**WHAT THE TASK REQUIRES:** Return the complete listing that follows, with each line reproduced exactly.

**RECORD SET:**
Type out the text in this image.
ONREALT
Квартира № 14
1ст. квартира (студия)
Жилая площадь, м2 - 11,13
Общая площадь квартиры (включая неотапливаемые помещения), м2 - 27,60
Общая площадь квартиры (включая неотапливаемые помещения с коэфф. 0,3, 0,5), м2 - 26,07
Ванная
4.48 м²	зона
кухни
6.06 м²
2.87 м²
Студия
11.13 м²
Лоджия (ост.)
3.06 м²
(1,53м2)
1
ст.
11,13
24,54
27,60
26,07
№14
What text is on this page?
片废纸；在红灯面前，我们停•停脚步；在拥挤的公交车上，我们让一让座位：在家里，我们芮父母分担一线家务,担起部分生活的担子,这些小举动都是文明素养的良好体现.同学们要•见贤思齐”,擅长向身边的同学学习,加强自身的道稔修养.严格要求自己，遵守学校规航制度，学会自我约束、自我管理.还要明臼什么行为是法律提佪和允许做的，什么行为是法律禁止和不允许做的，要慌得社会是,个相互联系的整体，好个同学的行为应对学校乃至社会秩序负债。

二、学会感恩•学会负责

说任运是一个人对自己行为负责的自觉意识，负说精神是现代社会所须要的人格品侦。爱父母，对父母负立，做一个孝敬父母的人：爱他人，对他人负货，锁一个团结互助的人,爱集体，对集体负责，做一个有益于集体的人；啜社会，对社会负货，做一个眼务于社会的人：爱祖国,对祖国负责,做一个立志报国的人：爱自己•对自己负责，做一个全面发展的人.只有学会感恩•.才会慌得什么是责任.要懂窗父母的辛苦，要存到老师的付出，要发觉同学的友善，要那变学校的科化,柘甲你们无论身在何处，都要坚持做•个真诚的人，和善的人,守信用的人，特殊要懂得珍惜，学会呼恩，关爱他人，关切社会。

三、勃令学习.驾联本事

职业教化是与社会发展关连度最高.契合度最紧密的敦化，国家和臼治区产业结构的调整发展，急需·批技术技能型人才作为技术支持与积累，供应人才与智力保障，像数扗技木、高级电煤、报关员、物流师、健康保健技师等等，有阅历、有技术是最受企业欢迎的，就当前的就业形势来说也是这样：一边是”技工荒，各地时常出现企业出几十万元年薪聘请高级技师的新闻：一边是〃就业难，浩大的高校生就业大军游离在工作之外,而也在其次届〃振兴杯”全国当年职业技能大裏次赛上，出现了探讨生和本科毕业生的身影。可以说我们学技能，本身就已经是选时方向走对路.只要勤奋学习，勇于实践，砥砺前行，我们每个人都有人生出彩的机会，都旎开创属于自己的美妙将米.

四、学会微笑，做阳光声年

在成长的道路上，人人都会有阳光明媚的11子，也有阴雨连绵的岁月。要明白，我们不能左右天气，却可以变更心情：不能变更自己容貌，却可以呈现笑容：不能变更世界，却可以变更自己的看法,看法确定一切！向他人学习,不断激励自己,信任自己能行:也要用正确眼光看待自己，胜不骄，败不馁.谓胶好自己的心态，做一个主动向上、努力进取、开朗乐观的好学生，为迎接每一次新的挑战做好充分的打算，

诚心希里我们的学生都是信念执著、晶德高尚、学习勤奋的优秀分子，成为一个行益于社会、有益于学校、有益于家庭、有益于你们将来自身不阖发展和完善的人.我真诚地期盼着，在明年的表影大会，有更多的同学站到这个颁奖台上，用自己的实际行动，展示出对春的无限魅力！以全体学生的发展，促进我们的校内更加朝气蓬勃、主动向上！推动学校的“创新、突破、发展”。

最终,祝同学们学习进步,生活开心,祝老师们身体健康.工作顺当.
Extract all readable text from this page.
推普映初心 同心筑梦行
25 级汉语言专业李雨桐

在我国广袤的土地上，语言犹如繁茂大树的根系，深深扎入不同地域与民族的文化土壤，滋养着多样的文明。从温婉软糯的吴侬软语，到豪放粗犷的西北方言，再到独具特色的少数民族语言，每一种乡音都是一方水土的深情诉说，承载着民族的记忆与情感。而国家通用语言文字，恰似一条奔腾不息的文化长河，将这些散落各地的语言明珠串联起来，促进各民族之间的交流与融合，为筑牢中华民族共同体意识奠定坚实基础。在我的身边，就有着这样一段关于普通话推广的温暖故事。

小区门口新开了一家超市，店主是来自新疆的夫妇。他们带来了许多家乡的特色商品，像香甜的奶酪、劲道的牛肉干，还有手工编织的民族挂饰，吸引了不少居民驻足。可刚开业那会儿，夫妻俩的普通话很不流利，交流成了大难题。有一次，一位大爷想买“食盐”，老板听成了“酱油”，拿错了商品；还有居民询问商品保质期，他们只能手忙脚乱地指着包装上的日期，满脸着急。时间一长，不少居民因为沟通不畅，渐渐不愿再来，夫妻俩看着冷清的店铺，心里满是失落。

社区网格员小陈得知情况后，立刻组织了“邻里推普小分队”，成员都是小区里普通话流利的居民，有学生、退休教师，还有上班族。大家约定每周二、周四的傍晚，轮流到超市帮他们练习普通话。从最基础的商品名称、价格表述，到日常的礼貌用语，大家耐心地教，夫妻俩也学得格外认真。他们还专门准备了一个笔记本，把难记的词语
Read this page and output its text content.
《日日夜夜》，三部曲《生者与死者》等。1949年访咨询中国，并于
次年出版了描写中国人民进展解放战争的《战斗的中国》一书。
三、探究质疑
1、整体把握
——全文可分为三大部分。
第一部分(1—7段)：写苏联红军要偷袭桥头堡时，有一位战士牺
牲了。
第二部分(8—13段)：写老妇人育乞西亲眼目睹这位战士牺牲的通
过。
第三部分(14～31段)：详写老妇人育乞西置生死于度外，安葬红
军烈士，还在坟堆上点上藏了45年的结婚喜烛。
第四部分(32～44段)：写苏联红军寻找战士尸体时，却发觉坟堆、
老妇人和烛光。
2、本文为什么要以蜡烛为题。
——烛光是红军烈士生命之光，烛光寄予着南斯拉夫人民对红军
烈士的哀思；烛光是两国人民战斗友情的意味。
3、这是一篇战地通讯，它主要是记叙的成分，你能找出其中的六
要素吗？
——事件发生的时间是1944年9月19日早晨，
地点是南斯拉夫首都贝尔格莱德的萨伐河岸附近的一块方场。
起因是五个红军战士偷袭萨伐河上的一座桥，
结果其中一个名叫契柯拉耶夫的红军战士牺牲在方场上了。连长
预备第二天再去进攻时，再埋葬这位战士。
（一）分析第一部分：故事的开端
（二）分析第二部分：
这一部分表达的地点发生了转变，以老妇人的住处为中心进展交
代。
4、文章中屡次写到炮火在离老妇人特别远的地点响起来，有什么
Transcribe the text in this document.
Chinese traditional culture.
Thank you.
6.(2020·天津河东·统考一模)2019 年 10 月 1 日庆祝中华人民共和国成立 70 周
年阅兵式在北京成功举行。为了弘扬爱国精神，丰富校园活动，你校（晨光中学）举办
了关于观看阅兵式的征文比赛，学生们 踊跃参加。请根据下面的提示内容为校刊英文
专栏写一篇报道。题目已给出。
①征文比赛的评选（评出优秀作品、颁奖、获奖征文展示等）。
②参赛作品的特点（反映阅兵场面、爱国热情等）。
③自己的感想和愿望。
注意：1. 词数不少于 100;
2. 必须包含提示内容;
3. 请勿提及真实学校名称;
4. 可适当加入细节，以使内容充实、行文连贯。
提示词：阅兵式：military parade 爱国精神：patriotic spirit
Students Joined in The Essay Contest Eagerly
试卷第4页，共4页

**REPLY:**
Type out the text in this image.
ONREALT
Квартира № 14
1ст. квартира (студия)
Жилая площадь, м2 - 11,13
Общая площадь квартиры (включая неотапливаемые помещения), м2 - 27,60
Общая площадь квартиры (включая неотапливаемые помещения с коэфф. 0,3, 0,5), м2 - 26,07
Ванная
4.48 м²	зона
кухни
6.06 м²
2.87 м²
Студия
11.13 м²
Лоджия (ост.)
3.06 м²
(1,53м2)
1
ст.
11,13
24,54
27,60
26,07
№14
What text is on this page?
片废纸；在红灯面前，我们停•停脚步；在拥挤的公交车上，我们让一让座位：在家里，我们芮父母分担一线家务,担起部分生活的担子,这些小举动都是文明素养的良好体现.同学们要•见贤思齐”,擅长向身边的同学学习,加强自身的道稔修养.严格要求自己，遵守学校规航制度，学会自我约束、自我管理.还要明臼什么行为是法律提佪和允许做的，什么行为是法律禁止和不允许做的，要慌得社会是,个相互联系的整体，好个同学的行为应对学校乃至社会秩序负债。

二、学会感恩•学会负责

说任运是一个人对自己行为负责的自觉意识，负说精神是现代社会所须要的人格品侦。爱父母，对父母负立，做一个孝敬父母的人：爱他人，对他人负货，锁一个团结互助的人,爱集体，对集体负责，做一个有益于集体的人；啜社会，对社会负货，做一个眼务于社会的人：爱祖国,对祖国负责,做一个立志报国的人：爱自己•对自己负责，做一个全面发展的人.只有学会感恩•.才会慌得什么是责任.要懂窗父母的辛苦，要存到老师的付出，要发觉同学的友善，要那变学校的科化,柘甲你们无论身在何处，都要坚持做•个真诚的人，和善的人,守信用的人，特殊要懂得珍惜，学会呼恩，关爱他人，关切社会。

三、勃令学习.驾联本事

职业教化是与社会发展关连度最高.契合度最紧密的敦化，国家和臼治区产业结构的调整发展，急需·批技术技能型人才作为技术支持与积累，供应人才与智力保障，像数扗技木、高级电煤、报关员、物流师、健康保健技师等等，有阅历、有技术是最受企业欢迎的，就当前的就业形势来说也是这样：一边是”技工荒，各地时常出现企业出几十万元年薪聘请高级技师的新闻：一边是〃就业难，浩大的高校生就业大军游离在工作之外,而也在其次届〃振兴杯”全国当年职业技能大裏次赛上，出现了探讨生和本科毕业生的身影。可以说我们学技能，本身就已经是选时方向走对路.只要勤奋学习，勇于实践，砥砺前行，我们每个人都有人生出彩的机会，都旎开创属于自己的美妙将米.

四、学会微笑，做阳光声年

在成长的道路上，人人都会有阳光明媚的11子，也有阴雨连绵的岁月。要明白，我们不能左右天气，却可以变更心情：不能变更自己容貌，却可以呈现笑容：不能变更世界，却可以变更自己的看法,看法确定一切！向他人学习,不断激励自己,信任自己能行:也要用正确眼光看待自己，胜不骄，败不馁.谓胶好自己的心态，做一个主动向上、努力进取、开朗乐观的好学生，为迎接每一次新的挑战做好充分的打算，

诚心希里我们的学生都是信念执著、晶德高尚、学习勤奋的优秀分子，成为一个行益于社会、有益于学校、有益于家庭、有益于你们将来自身不阖发展和完善的人.我真诚地期盼着，在明年的表影大会，有更多的同学站到这个颁奖台上，用自己的实际行动，展示出对春的无限魅力！以全体学生的发展，促进我们的校内更加朝气蓬勃、主动向上！推动学校的“创新、突破、发展”。

最终,祝同学们学习进步,生活开心,祝老师们身体健康.工作顺当.
Extract all readable text from this page.
推普映初心 同心筑梦行
25 级汉语言专业李雨桐

在我国广袤的土地上，语言犹如繁茂大树的根系，深深扎入不同地域与民族的文化土壤，滋养着多样的文明。从温婉软糯的吴侬软语，到豪放粗犷的西北方言，再到独具特色的少数民族语言，每一种乡音都是一方水土的深情诉说，承载着民族的记忆与情感。而国家通用语言文字，恰似一条奔腾不息的文化长河，将这些散落各地的语言明珠串联起来，促进各民族之间的交流与融合，为筑牢中华民族共同体意识奠定坚实基础。在我的身边，就有着这样一段关于普通话推广的温暖故事。

小区门口新开了一家超市，店主是来自新疆的夫妇。他们带来了许多家乡的特色商品，像香甜的奶酪、劲道的牛肉干，还有手工编织的民族挂饰，吸引了不少居民驻足。可刚开业那会儿，夫妻俩的普通话很不流利，交流成了大难题。有一次，一位大爷想买“食盐”，老板听成了“酱油”，拿错了商品；还有居民询问商品保质期，他们只能手忙脚乱地指着包装上的日期，满脸着急。时间一长，不少居民因为沟通不畅，渐渐不愿再来，夫妻俩看着冷清的店铺，心里满是失落。

社区网格员小陈得知情况后，立刻组织了“邻里推普小分队”，成员都是小区里普通话流利的居民，有学生、退休教师，还有上班族。大家约定每周二、周四的傍晚，轮流到超市帮他们练习普通话。从最基础的商品名称、价格表述，到日常的礼貌用语，大家耐心地教，夫妻俩也学得格外认真。他们还专门准备了一个笔记本，把难记的词语
Read this page and output its text content.
《日日夜夜》，三部曲《生者与死者》等。1949年访咨询中国，并于
次年出版了描写中国人民进展解放战争的《战斗的中国》一书。
三、探究质疑
1、整体把握
——全文可分为三大部分。
第一部分(1—7段)：写苏联红军要偷袭桥头堡时，有一位战士牺
牲了。
第二部分(8—13段)：写老妇人育乞西亲眼目睹这位战士牺牲的通
过。
第三部分(14～31段)：详写老妇人育乞西置生死于度外，安葬红
军烈士，还在坟堆上点上藏了45年的结婚喜烛。
第四部分(32～44段)：写苏联红军寻找战士尸体时，却发觉坟堆、
老妇人和烛光。
2、本文为什么要以蜡烛为题。
——烛光是红军烈士生命之光，烛光寄予着南斯拉夫人民对红军
烈士的哀思；烛光是两国人民战斗友情的意味。
3、这是一篇战地通讯，它主要是记叙的成分，你能找出其中的六
要素吗？
——事件发生的时间是1944年9月19日早晨，
地点是南斯拉夫首都贝尔格莱德的萨伐河岸附近的一块方场。
起因是五个红军战士偷袭萨伐河上的一座桥，
结果其中一个名叫契柯拉耶夫的红军战士牺牲在方场上了。连长
预备第二天再去进攻时，再埋葬这位战士。
（一）分析第一部分：故事的开端
（二）分析第二部分：
这一部分表达的地点发生了转变，以老妇人的住处为中心进展交
代。
4、文章中屡次写到炮火在离老妇人特别远的地点响起来，有什么
Transcribe the text in this document.
Chinese traditional culture.
Thank you.
6.(2020·天津河东·统考一模)2019 年 10 月 1 日庆祝中华人民共和国成立 70 周
年阅兵式在北京成功举行。为了弘扬爱国精神，丰富校园活动，你校（晨光中学）举办
了关于观看阅兵式的征文比赛，学生们 踊跃参加。请根据下面的提示内容为校刊英文
专栏写一篇报道。题目已给出。
①征文比赛的评选（评出优秀作品、颁奖、获奖征文展示等）。
②参赛作品的特点（反映阅兵场面、爱国热情等）。
③自己的感想和愿望。
注意：1. 词数不少于 100;
2. 必须包含提示内容;
3. 请勿提及真实学校名称;
4. 可适当加入细节，以使内容充实、行文连贯。
提示词：阅兵式：military parade 爱国精神：patriotic spirit
Students Joined in The Essay Contest Eagerly
试卷第4页，共4页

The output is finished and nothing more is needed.